## Required task
Each entry should be quoted word for word, including every mark of punctuation.

## Supplied information
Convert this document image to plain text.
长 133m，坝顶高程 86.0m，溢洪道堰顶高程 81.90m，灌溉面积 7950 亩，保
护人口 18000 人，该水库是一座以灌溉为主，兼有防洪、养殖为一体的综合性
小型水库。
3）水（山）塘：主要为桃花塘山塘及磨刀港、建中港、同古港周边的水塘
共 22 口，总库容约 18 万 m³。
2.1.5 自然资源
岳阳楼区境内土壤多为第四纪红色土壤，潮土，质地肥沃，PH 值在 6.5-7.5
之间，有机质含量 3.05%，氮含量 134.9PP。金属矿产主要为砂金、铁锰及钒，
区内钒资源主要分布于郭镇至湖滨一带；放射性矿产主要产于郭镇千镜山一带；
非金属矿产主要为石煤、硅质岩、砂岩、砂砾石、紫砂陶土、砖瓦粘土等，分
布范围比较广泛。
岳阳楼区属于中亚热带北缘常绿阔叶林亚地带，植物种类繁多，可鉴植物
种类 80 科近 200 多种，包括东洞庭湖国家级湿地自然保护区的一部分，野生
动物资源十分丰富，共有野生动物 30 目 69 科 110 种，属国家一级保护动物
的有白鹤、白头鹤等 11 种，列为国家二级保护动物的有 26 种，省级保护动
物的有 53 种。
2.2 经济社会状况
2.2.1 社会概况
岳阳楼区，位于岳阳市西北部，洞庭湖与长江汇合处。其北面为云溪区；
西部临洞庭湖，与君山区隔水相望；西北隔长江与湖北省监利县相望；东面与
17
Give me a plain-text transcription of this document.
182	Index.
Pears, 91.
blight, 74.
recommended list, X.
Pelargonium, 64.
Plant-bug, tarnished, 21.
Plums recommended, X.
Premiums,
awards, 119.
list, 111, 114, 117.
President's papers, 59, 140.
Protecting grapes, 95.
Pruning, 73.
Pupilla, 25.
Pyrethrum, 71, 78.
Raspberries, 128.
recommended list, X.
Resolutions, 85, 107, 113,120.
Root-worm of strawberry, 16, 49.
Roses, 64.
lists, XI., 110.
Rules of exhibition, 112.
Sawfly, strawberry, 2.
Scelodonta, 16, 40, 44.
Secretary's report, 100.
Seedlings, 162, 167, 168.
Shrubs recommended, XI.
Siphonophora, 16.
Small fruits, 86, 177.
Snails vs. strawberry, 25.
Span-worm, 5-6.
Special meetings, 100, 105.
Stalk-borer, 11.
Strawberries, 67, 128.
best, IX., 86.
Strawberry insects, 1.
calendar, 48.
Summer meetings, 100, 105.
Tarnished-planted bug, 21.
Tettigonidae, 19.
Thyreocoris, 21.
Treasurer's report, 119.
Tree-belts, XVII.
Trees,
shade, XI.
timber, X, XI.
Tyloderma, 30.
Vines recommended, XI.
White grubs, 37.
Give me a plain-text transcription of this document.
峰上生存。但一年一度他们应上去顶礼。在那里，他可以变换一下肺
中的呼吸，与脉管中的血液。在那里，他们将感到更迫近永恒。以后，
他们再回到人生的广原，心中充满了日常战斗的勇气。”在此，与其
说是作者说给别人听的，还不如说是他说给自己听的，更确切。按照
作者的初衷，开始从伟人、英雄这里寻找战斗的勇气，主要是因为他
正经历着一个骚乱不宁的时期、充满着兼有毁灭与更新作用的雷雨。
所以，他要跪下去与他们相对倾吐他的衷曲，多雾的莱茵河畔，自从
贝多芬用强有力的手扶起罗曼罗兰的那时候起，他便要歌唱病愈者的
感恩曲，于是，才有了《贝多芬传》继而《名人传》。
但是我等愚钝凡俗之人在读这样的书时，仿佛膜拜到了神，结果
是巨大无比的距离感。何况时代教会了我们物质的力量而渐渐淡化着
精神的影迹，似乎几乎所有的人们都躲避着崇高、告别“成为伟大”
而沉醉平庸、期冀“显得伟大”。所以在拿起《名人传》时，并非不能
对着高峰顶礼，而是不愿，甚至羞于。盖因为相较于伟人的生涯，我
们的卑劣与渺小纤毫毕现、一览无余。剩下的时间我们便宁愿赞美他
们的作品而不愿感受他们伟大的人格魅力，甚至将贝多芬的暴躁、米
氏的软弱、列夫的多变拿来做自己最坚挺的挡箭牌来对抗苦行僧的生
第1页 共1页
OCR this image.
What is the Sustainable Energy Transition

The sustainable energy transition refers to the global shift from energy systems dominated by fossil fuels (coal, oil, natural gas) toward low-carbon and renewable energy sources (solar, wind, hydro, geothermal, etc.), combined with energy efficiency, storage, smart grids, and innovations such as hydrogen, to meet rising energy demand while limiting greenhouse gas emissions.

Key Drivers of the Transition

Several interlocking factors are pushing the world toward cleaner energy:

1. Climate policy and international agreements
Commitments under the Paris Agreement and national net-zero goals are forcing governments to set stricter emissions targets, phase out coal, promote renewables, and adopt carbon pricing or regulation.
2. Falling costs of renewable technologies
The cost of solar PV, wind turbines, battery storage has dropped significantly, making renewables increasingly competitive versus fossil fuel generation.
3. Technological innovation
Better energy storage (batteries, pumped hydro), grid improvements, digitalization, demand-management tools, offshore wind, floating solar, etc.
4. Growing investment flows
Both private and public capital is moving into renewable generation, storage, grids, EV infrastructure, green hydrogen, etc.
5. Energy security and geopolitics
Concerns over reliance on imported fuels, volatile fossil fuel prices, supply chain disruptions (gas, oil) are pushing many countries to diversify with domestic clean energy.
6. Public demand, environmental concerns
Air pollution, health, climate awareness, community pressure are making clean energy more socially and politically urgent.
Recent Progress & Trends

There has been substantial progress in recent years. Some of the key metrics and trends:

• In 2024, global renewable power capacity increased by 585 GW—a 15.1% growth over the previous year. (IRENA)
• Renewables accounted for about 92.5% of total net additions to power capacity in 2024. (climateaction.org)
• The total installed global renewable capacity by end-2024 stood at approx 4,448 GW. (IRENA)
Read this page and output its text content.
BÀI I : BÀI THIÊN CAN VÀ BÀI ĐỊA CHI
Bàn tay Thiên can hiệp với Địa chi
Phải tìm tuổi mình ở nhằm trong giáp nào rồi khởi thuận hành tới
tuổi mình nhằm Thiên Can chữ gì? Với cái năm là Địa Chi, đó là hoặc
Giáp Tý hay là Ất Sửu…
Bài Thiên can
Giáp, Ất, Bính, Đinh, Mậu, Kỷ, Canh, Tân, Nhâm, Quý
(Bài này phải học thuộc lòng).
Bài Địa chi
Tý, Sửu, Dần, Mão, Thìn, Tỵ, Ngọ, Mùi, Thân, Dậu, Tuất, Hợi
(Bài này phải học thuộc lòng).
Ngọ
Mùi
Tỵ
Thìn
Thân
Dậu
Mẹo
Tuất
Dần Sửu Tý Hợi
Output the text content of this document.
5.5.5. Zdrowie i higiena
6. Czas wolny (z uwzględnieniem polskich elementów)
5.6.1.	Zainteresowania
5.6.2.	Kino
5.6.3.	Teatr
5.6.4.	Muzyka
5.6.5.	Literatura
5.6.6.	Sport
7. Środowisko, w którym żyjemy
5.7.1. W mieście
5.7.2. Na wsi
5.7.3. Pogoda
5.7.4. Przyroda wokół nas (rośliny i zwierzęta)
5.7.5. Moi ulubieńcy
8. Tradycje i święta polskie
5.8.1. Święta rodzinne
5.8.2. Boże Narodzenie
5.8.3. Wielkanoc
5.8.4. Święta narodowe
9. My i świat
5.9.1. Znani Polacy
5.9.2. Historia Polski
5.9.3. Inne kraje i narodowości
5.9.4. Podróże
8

## Written answer
Convert this document image to plain text.
长 133m，坝顶高程 86.0m，溢洪道堰顶高程 81.90m，灌溉面积 7950 亩，保
护人口 18000 人，该水库是一座以灌溉为主，兼有防洪、养殖为一体的综合性
小型水库。
3）水（山）塘：主要为桃花塘山塘及磨刀港、建中港、同古港周边的水塘
共 22 口，总库容约 18 万 m³。
2.1.5 自然资源
岳阳楼区境内土壤多为第四纪红色土壤，潮土，质地肥沃，PH 值在 6.5-7.5
之间，有机质含量 3.05%，氮含量 134.9PP。金属矿产主要为砂金、铁锰及钒，
区内钒资源主要分布于郭镇至湖滨一带；放射性矿产主要产于郭镇千镜山一带；
非金属矿产主要为石煤、硅质岩、砂岩、砂砾石、紫砂陶土、砖瓦粘土等，分
布范围比较广泛。
岳阳楼区属于中亚热带北缘常绿阔叶林亚地带，植物种类繁多，可鉴植物
种类 80 科近 200 多种，包括东洞庭湖国家级湿地自然保护区的一部分，野生
动物资源十分丰富，共有野生动物 30 目 69 科 110 种，属国家一级保护动物
的有白鹤、白头鹤等 11 种，列为国家二级保护动物的有 26 种，省级保护动
物的有 53 种。
2.2 经济社会状况
2.2.1 社会概况
岳阳楼区，位于岳阳市西北部，洞庭湖与长江汇合处。其北面为云溪区；
西部临洞庭湖，与君山区隔水相望；西北隔长江与湖北省监利县相望；东面与
17
Give me a plain-text transcription of this document.
182	Index.
Pears, 91.
blight, 74.
recommended list, X.
Pelargonium, 64.
Plant-bug, tarnished, 21.
Plums recommended, X.
Premiums,
awards, 119.
list, 111, 114, 117.
President's papers, 59, 140.
Protecting grapes, 95.
Pruning, 73.
Pupilla, 25.
Pyrethrum, 71, 78.
Raspberries, 128.
recommended list, X.
Resolutions, 85, 107, 113,120.
Root-worm of strawberry, 16, 49.
Roses, 64.
lists, XI., 110.
Rules of exhibition, 112.
Sawfly, strawberry, 2.
Scelodonta, 16, 40, 44.
Secretary's report, 100.
Seedlings, 162, 167, 168.
Shrubs recommended, XI.
Siphonophora, 16.
Small fruits, 86, 177.
Snails vs. strawberry, 25.
Span-worm, 5-6.
Special meetings, 100, 105.
Stalk-borer, 11.
Strawberries, 67, 128.
best, IX., 86.
Strawberry insects, 1.
calendar, 48.
Summer meetings, 100, 105.
Tarnished-planted bug, 21.
Tettigonidae, 19.
Thyreocoris, 21.
Treasurer's report, 119.
Tree-belts, XVII.
Trees,
shade, XI.
timber, X, XI.
Tyloderma, 30.
Vines recommended, XI.
White grubs, 37.
Give me a plain-text transcription of this document.
峰上生存。但一年一度他们应上去顶礼。在那里，他可以变换一下肺
中的呼吸，与脉管中的血液。在那里，他们将感到更迫近永恒。以后，
他们再回到人生的广原，心中充满了日常战斗的勇气。”在此，与其
说是作者说给别人听的，还不如说是他说给自己听的，更确切。按照
作者的初衷，开始从伟人、英雄这里寻找战斗的勇气，主要是因为他
正经历着一个骚乱不宁的时期、充满着兼有毁灭与更新作用的雷雨。
所以，他要跪下去与他们相对倾吐他的衷曲，多雾的莱茵河畔，自从
贝多芬用强有力的手扶起罗曼罗兰的那时候起，他便要歌唱病愈者的
感恩曲，于是，才有了《贝多芬传》继而《名人传》。
但是我等愚钝凡俗之人在读这样的书时，仿佛膜拜到了神，结果
是巨大无比的距离感。何况时代教会了我们物质的力量而渐渐淡化着
精神的影迹，似乎几乎所有的人们都躲避着崇高、告别“成为伟大”
而沉醉平庸、期冀“显得伟大”。所以在拿起《名人传》时，并非不能
对着高峰顶礼，而是不愿，甚至羞于。盖因为相较于伟人的生涯，我
们的卑劣与渺小纤毫毕现、一览无余。剩下的时间我们便宁愿赞美他
们的作品而不愿感受他们伟大的人格魅力，甚至将贝多芬的暴躁、米
氏的软弱、列夫的多变拿来做自己最坚挺的挡箭牌来对抗苦行僧的生
第1页 共1页
OCR this image.
What is the Sustainable Energy Transition

The sustainable energy transition refers to the global shift from energy systems dominated by fossil fuels (coal, oil, natural gas) toward low-carbon and renewable energy sources (solar, wind, hydro, geothermal, etc.), combined with energy efficiency, storage, smart grids, and innovations such as hydrogen, to meet rising energy demand while limiting greenhouse gas emissions.

Key Drivers of the Transition

Several interlocking factors are pushing the world toward cleaner energy:

1. Climate policy and international agreements
Commitments under the Paris Agreement and national net-zero goals are forcing governments to set stricter emissions targets, phase out coal, promote renewables, and adopt carbon pricing or regulation.
2. Falling costs of renewable technologies
The cost of solar PV, wind turbines, battery storage has dropped significantly, making renewables increasingly competitive versus fossil fuel generation.
3. Technological innovation
Better energy storage (batteries, pumped hydro), grid improvements, digitalization, demand-management tools, offshore wind, floating solar, etc.
4. Growing investment flows
Both private and public capital is moving into renewable generation, storage, grids, EV infrastructure, green hydrogen, etc.
5. Energy security and geopolitics
Concerns over reliance on imported fuels, volatile fossil fuel prices, supply chain disruptions (gas, oil) are pushing many countries to diversify with domestic clean energy.
6. Public demand, environmental concerns
Air pollution, health, climate awareness, community pressure are making clean energy more socially and politically urgent.
Recent Progress & Trends

There has been substantial progress in recent years. Some of the key metrics and trends:

• In 2024, global renewable power capacity increased by 585 GW—a 15.1% growth over the previous year. (IRENA)
• Renewables accounted for about 92.5% of total net additions to power capacity in 2024. (climateaction.org)
• The total installed global renewable capacity by end-2024 stood at approx 4,448 GW. (IRENA)
Read this page and output its text content.
BÀI I : BÀI THIÊN CAN VÀ BÀI ĐỊA CHI
Bàn tay Thiên can hiệp với Địa chi
Phải tìm tuổi mình ở nhằm trong giáp nào rồi khởi thuận hành tới
tuổi mình nhằm Thiên Can chữ gì? Với cái năm là Địa Chi, đó là hoặc
Giáp Tý hay là Ất Sửu…
Bài Thiên can
Giáp, Ất, Bính, Đinh, Mậu, Kỷ, Canh, Tân, Nhâm, Quý
(Bài này phải học thuộc lòng).
Bài Địa chi
Tý, Sửu, Dần, Mão, Thìn, Tỵ, Ngọ, Mùi, Thân, Dậu, Tuất, Hợi
(Bài này phải học thuộc lòng).
Ngọ
Mùi
Tỵ
Thìn
Thân
Dậu
Mẹo
Tuất
Dần Sửu Tý Hợi
Output the text content of this document.
5.5.5. Zdrowie i higiena
6. Czas wolny (z uwzględnieniem polskich elementów)
5.6.1.	Zainteresowania
5.6.2.	Kino
5.6.3.	Teatr
5.6.4.	Muzyka
5.6.5.	Literatura
5.6.6.	Sport
7. Środowisko, w którym żyjemy
5.7.1. W mieście
5.7.2. Na wsi
5.7.3. Pogoda
5.7.4. Przyroda wokół nas (rośliny i zwierzęta)
5.7.5. Moi ulubieńcy
8. Tradycje i święta polskie
5.8.1. Święta rodzinne
5.8.2. Boże Narodzenie
5.8.3. Wielkanoc
5.8.4. Święta narodowe
9. My i świat
5.9.1. Znani Polacy
5.9.2. Historia Polski
5.9.3. Inne kraje i narodowości
5.9.4. Podróże
8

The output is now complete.